**TASK OBJECTIVE**
Pull out each line of the records holding the string "fundamental".

**DATA EXTRACT**

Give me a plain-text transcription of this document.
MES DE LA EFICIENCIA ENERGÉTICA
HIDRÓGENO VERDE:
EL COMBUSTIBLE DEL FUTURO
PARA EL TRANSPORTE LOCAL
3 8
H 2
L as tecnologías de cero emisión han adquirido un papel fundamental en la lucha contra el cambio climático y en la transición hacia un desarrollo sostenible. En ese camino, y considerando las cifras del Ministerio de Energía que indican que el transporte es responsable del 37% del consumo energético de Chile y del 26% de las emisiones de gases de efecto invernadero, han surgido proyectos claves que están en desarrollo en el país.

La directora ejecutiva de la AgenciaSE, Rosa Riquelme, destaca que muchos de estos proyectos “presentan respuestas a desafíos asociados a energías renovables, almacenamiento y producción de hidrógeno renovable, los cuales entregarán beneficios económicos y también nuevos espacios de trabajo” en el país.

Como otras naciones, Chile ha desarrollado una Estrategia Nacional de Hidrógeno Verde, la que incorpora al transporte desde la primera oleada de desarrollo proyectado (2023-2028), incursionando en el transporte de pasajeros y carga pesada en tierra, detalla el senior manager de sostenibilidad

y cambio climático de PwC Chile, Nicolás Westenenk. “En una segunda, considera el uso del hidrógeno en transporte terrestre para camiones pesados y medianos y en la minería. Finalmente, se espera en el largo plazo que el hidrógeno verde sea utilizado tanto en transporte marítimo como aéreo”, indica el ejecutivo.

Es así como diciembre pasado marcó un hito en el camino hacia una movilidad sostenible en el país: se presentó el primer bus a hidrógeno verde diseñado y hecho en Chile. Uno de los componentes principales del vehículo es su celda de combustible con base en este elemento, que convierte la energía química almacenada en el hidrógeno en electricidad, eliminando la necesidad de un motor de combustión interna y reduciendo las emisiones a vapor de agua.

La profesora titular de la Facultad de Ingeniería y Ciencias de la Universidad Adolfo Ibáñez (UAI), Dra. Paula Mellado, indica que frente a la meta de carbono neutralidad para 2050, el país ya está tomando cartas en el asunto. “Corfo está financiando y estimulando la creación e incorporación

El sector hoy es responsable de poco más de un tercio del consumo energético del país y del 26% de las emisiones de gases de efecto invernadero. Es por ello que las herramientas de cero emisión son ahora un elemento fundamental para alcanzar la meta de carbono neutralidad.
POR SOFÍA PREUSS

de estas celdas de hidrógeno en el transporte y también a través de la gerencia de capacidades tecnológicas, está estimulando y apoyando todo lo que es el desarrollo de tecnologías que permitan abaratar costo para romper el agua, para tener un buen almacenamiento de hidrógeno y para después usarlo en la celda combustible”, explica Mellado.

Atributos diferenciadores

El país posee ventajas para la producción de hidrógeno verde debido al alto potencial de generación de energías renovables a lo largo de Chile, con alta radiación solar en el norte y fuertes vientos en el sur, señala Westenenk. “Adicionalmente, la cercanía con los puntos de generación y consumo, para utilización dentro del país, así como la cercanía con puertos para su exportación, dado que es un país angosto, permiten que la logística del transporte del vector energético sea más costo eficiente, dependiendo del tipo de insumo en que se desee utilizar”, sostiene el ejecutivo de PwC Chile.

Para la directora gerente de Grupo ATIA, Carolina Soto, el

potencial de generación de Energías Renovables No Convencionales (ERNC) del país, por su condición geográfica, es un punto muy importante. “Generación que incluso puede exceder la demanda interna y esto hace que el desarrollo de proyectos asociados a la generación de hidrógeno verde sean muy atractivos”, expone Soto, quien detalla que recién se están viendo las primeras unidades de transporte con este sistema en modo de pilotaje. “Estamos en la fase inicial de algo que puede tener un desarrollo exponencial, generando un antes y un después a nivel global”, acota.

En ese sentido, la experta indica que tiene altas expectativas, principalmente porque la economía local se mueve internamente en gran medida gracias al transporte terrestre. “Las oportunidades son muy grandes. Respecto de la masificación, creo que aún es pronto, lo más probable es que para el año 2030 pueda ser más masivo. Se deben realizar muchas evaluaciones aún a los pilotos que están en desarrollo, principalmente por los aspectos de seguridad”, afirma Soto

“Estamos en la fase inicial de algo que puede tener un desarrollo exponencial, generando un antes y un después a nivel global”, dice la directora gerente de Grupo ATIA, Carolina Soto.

...

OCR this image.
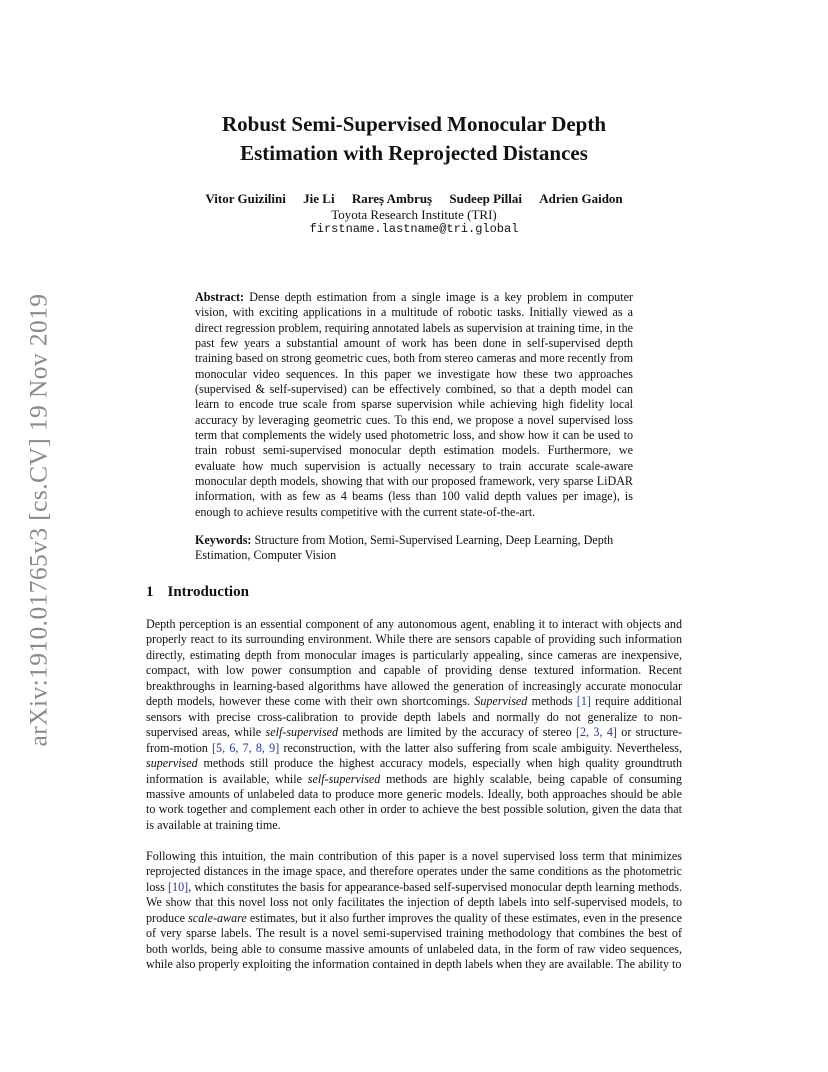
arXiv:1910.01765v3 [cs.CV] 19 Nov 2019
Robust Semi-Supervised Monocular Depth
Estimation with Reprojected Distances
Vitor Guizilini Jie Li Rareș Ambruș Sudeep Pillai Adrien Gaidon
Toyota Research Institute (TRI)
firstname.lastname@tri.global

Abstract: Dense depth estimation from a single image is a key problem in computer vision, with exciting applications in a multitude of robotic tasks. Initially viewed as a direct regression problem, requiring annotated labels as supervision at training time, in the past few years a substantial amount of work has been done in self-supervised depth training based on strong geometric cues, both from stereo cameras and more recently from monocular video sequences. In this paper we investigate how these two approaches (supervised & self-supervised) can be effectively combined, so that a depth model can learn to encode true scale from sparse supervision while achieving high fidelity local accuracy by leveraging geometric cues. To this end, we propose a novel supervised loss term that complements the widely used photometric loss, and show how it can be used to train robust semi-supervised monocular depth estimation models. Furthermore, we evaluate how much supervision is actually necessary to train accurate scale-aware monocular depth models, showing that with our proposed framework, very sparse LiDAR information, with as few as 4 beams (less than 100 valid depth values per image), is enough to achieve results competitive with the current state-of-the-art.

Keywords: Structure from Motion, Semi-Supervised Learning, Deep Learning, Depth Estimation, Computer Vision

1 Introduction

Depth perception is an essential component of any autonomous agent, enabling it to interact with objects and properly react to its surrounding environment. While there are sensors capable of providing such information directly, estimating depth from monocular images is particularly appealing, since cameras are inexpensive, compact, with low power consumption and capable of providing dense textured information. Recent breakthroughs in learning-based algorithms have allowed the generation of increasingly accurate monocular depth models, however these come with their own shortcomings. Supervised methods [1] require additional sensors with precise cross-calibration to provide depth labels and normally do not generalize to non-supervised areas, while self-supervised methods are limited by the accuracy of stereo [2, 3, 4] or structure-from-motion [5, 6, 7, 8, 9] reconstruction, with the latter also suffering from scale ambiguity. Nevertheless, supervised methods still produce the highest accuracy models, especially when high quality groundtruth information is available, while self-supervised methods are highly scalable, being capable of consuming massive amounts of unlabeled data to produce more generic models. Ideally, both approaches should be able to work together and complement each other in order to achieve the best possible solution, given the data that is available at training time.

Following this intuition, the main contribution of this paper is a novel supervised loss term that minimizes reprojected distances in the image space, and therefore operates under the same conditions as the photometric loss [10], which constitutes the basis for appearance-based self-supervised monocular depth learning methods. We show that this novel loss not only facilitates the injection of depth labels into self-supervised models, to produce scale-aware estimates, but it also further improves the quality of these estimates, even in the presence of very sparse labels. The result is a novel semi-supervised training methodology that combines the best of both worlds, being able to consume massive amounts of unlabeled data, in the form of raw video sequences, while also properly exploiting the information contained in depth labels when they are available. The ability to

**RESULT OF THIS TASK**
L as tecnologías de cero emisión han adquirido un papel fundamental en la lucha contra el cambio climático y en la transición hacia un desarrollo sostenible. En ese camino, y considerando las cifras del Ministerio de Energía que indican que el transporte es responsable del 37% del consumo energético de Chile y del 26% de las emisiones de gases de efecto invernadero, han surgido proyectos claves que están en desarrollo en el país.
El sector hoy es responsable de poco más de un tercio del consumo energético del país y del 26% de las emisiones de gases de efecto invernadero. Es por ello que las herramientas de cero emisión son ahora un elemento fundamental para alcanzar la meta de carbono neutralidad.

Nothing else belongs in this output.